_EXTRACT TO READ_
═══

Vol. 15 (2021), No. 5, 1181–1212
##### Abstract

Let $F$ be a finite extension of ${ℚ}_{p}$. Let $W\left(k\right)$ denote the Witt vectors of an algebraically closed field $k$ of characteristic $\ell$ different from $p$, and let $\mathsc{𝒵}$ be the spherical Hecke algebra for ${GL}_{n}\left(F\right)$ over $W\left(k\right)$. Given a Hecke character $\lambda :\mathsc{𝒵}\to R$, where $R$ is an arbitrary $W\left(k\right)$-algebra, we introduce the universal unramified module ${\mathsc{ℳ}}_{\lambda ,R}$. We show ${\mathsc{ℳ}}_{\lambda ,R}$ embeds in its Whittaker space and is flat over $R$, resolving a conjecture of Lazarus. It follows that ${\mathsc{ℳ}}_{\lambda ,k}$ has the same semisimplification as any unramified principal series with Hecke character $\lambda$.

═══

_RECORDS_
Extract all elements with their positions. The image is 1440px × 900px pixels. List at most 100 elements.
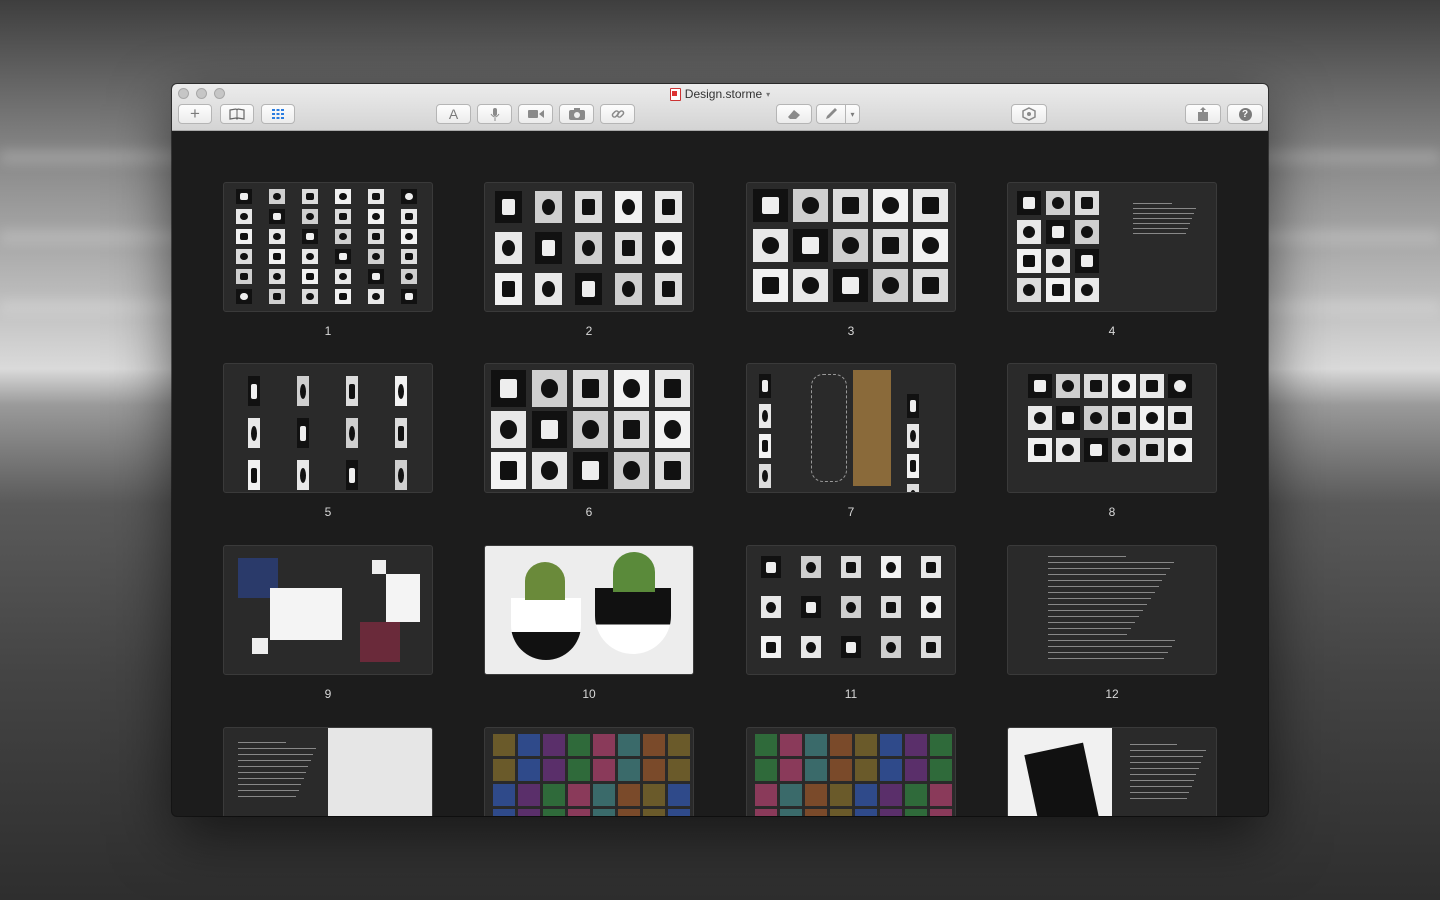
thumbnail-image — [302, 229, 318, 244]
thumbnail-image — [302, 209, 318, 224]
image-object — [273, 292, 281, 301]
thumbnail-image — [495, 191, 522, 223]
page-thumbnail[interactable] — [1007, 545, 1217, 675]
thumbnail-image — [1056, 374, 1080, 398]
color-card — [880, 759, 902, 781]
color-card — [805, 784, 827, 806]
thumbnail-image — [615, 232, 642, 264]
page-thumbnail[interactable] — [223, 182, 433, 312]
page-grid: 12345678910111213141516 — [172, 130, 1268, 816]
page-thumbnail[interactable] — [1007, 182, 1217, 312]
image-object — [405, 292, 413, 301]
thumbnail-image — [873, 229, 908, 262]
page-number: 11 — [844, 687, 858, 701]
grid-view-button[interactable] — [261, 104, 295, 124]
page-thumbnail[interactable] — [1007, 363, 1217, 493]
text-line — [1130, 768, 1199, 769]
text-line — [1048, 622, 1136, 623]
pen-options-button[interactable]: ▾ — [845, 104, 860, 124]
page-thumbnail[interactable] — [223, 727, 433, 816]
thumbnail-image — [401, 269, 417, 284]
image-object — [349, 467, 355, 483]
image-object — [339, 192, 347, 201]
thumbnail-image — [614, 370, 649, 407]
color-card — [830, 784, 852, 806]
video-button[interactable] — [518, 104, 553, 124]
page-thumbnail[interactable] — [746, 545, 956, 675]
add-button[interactable]: + — [178, 104, 212, 124]
color-card — [643, 734, 665, 756]
image-object — [1023, 284, 1035, 296]
thumbnail-image — [335, 289, 351, 304]
page-thumbnail[interactable] — [484, 182, 694, 312]
image-object — [300, 467, 306, 483]
image-object — [663, 461, 682, 480]
thumbnail-image — [801, 636, 821, 658]
thumbnail-image — [1075, 191, 1099, 215]
eraser-button[interactable] — [776, 104, 812, 124]
thumbnail-image — [655, 232, 682, 264]
image-object — [499, 379, 518, 398]
color-card — [618, 784, 640, 806]
thumbnail-image — [1017, 278, 1041, 302]
image-object — [273, 252, 281, 261]
page-thumbnail[interactable] — [223, 545, 433, 675]
text-line — [1048, 568, 1171, 569]
camera-button[interactable] — [559, 104, 594, 124]
plant — [613, 552, 655, 592]
page-thumbnail[interactable] — [223, 363, 433, 493]
hexagon-button[interactable] — [1011, 104, 1047, 124]
image-object — [240, 232, 248, 241]
page-number: 8 — [1108, 505, 1116, 519]
page-thumbnail[interactable] — [1007, 727, 1217, 816]
text-line — [1133, 203, 1172, 204]
image-object — [540, 420, 559, 439]
page-thumbnail[interactable] — [746, 363, 956, 493]
thumbnail-image — [761, 596, 781, 618]
library-button[interactable] — [220, 104, 254, 124]
mic-button[interactable] — [477, 104, 512, 124]
text-tool-button[interactable]: A — [436, 104, 471, 124]
image-object — [541, 281, 556, 297]
text-line — [1133, 233, 1187, 234]
title-bar: Design.storme ▾ + A ▾ ? — [172, 84, 1268, 131]
page-thumbnail[interactable] — [484, 545, 694, 675]
share-button[interactable] — [1185, 104, 1221, 124]
thumbnail-image — [1056, 438, 1080, 462]
pen-button[interactable] — [816, 104, 846, 124]
text-line — [238, 748, 316, 749]
image-object — [300, 383, 306, 399]
color-card — [905, 809, 927, 816]
thumbnail-image — [302, 269, 318, 284]
image-object — [251, 383, 257, 399]
page-thumbnail[interactable] — [746, 182, 956, 312]
page-thumbnail[interactable] — [484, 363, 694, 493]
text-line — [1130, 750, 1206, 751]
thumbnail-image — [1168, 406, 1192, 430]
page-thumbnail[interactable] — [746, 727, 956, 816]
thumbnail-image — [302, 249, 318, 264]
text-line — [1048, 604, 1147, 605]
window-title[interactable]: Design.storme ▾ — [172, 87, 1268, 101]
thumbnail-image — [615, 273, 642, 305]
color-card — [905, 734, 927, 756]
page-thumbnail[interactable] — [484, 727, 694, 816]
thumbnail-image — [269, 289, 285, 304]
image-object — [1118, 412, 1130, 424]
thumbnail-image — [346, 376, 358, 406]
color-card — [643, 784, 665, 806]
thumbnail-image — [913, 269, 948, 302]
image-object — [405, 272, 413, 281]
text-line — [1048, 562, 1175, 563]
page-number: 6 — [585, 505, 593, 519]
image-object — [846, 561, 856, 573]
link-button[interactable] — [600, 104, 635, 124]
image-object — [881, 197, 900, 214]
thumbnail-image — [921, 556, 941, 578]
image-object — [541, 240, 556, 256]
note-card — [360, 622, 400, 662]
image-object — [1062, 380, 1074, 392]
text-line — [1048, 556, 1126, 557]
image-object — [398, 383, 404, 399]
help-button[interactable]: ? — [1227, 104, 1263, 124]
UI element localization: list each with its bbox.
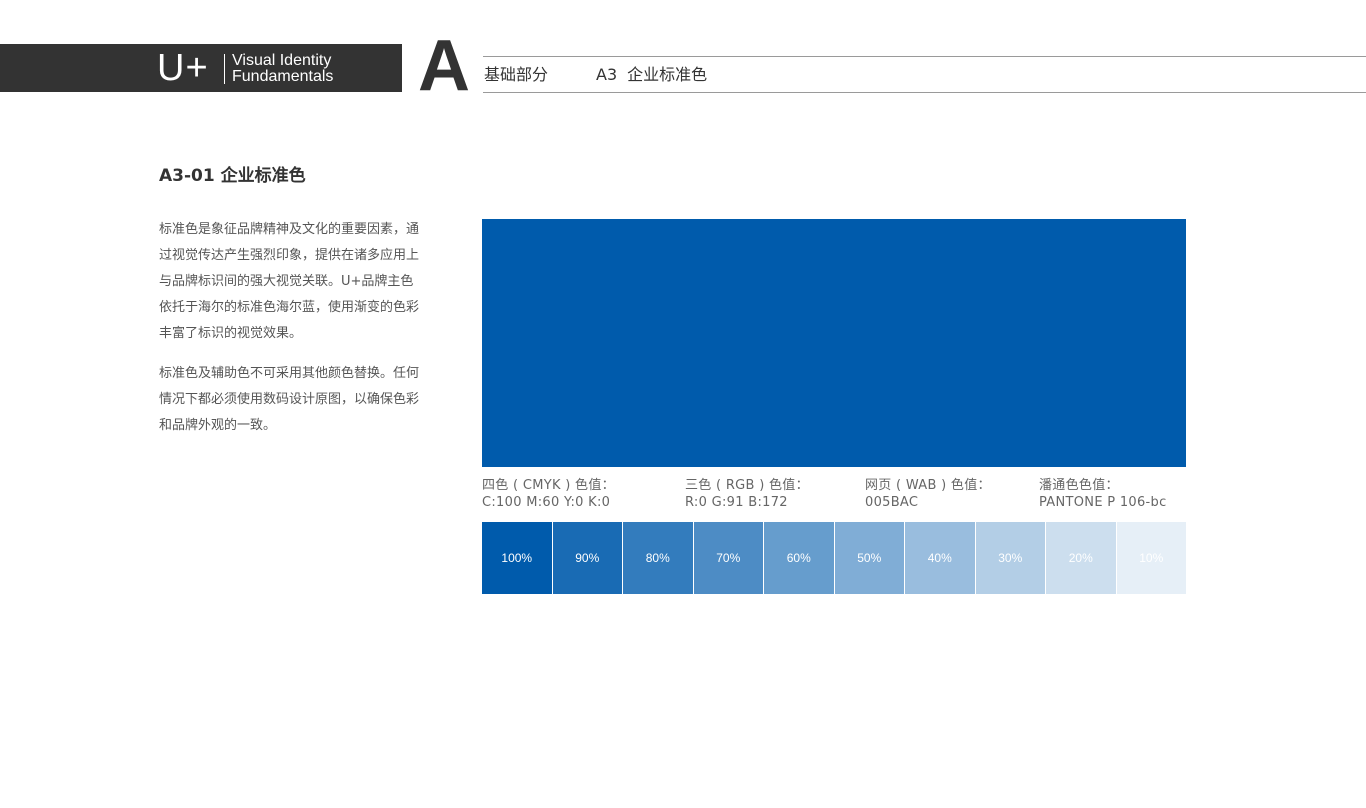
rgb-value: R:0 G:91 B:172 xyxy=(685,495,788,510)
header-category: 基础部分 xyxy=(484,65,549,84)
tint-strip: 100% 90% 80% 70% 60% 50% 40% 30% 20% 10% xyxy=(482,522,1186,594)
tint-swatch: 50% xyxy=(834,522,905,594)
description-paragraph-2: 标准色及辅助色不可采用其他颜色替换。任何情况下都必须使用数码设计原图，以确保色彩… xyxy=(159,366,420,433)
header-rule-top xyxy=(483,56,1366,57)
brand-divider xyxy=(224,54,225,84)
tint-swatch: 60% xyxy=(764,522,835,594)
web-spec: 网页 ( WAB ) 色值： 005BAC xyxy=(865,477,991,511)
brand-color-swatch xyxy=(482,219,1186,467)
brand-title-line1: Visual Identity xyxy=(232,52,332,69)
header-rule-bottom xyxy=(483,92,1366,93)
header-section: A3 企业标准色 xyxy=(596,65,707,85)
pantone-label: 潘通色色值： xyxy=(1039,478,1119,493)
tint-swatch: 40% xyxy=(905,522,976,594)
header-section-title: 企业标准色 xyxy=(627,65,708,84)
cmyk-spec: 四色 ( CMYK ) 色值： C:100 M:60 Y:0 K:0 xyxy=(482,477,615,511)
brand-title-line2: Fundamentals xyxy=(232,68,334,85)
cmyk-label: 四色 ( CMYK ) 色值： xyxy=(482,478,615,493)
pantone-value: PANTONE P 106-bc xyxy=(1039,495,1167,510)
tint-swatch: 10% xyxy=(1116,522,1186,594)
tint-swatch: 70% xyxy=(693,522,764,594)
page-title: A3-01 企业标准色 xyxy=(159,166,306,186)
rgb-spec: 三色 ( RGB ) 色值： R:0 G:91 B:172 xyxy=(685,477,809,511)
cmyk-value: C:100 M:60 Y:0 K:0 xyxy=(482,495,611,510)
rgb-label: 三色 ( RGB ) 色值： xyxy=(685,478,809,493)
web-label: 网页 ( WAB ) 色值： xyxy=(865,478,991,493)
section-letter: A xyxy=(418,26,470,106)
description-paragraph-1: 标准色是象征品牌精神及文化的重要因素，通过视觉传达产生强烈印象，提供在诸多应用上… xyxy=(159,222,420,341)
web-value: 005BAC xyxy=(865,495,919,510)
brand-logo: U+ xyxy=(157,47,209,89)
header-section-code: A3 xyxy=(596,65,618,84)
tint-swatch: 20% xyxy=(1046,522,1117,594)
tint-swatch: 90% xyxy=(552,522,623,594)
tint-swatch: 100% xyxy=(482,522,553,594)
pantone-spec: 潘通色色值： PANTONE P 106-bc xyxy=(1039,477,1167,511)
brand-header-band: U+ Visual Identity Fundamentals xyxy=(0,44,402,92)
tint-swatch: 30% xyxy=(975,522,1046,594)
tint-swatch: 80% xyxy=(623,522,694,594)
brand-title: Visual Identity Fundamentals xyxy=(232,53,333,85)
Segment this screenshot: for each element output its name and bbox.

═══

_EXERCISE 1_
Summarize the abstract on the universal unramified module for GL_n(F) in two sentences.
_EXERCISE 2_
Extend the abstract on the universal unramified module for GL_n(F), starting after its final sentence.

_EXERCISE RESULT 1_
For a finite extension F of ℚ_p, the spherical Hecke algebra 𝒵 for GL_n(F) over the Witt vectors W(k) of an algebraically closed field k of characteristic ℓ ≠ p, and a Hecke character λ: 𝒵 → R with R any W(k)-algebra, the abstract introduces the universal unramified module ℳ_{λ,R}. It shows that this module embeds in its Whittaker space and is flat over R, which resolves a conjecture of Lazarus, and it concludes that ℳ_{λ,k} has the same semisimplification as any unramified principal series with Hecke character λ.

_EXERCISE RESULT 2_
In the setting of mod-$\ell$ automorphic forms Clozel, Harris, and Taylor (2008) formulated a conjectural analogue of Ihara’s lemma. It predicts that every irreducible submodule of a certain cyclic module $V$ of mod-$\ell$ automorphic forms is generic. Our result on the Whittaker model of ${\mathsc{ℳ}}_{\lambda ,k}$ reduces the Ihara conjecture to the statement that $V$ is generic.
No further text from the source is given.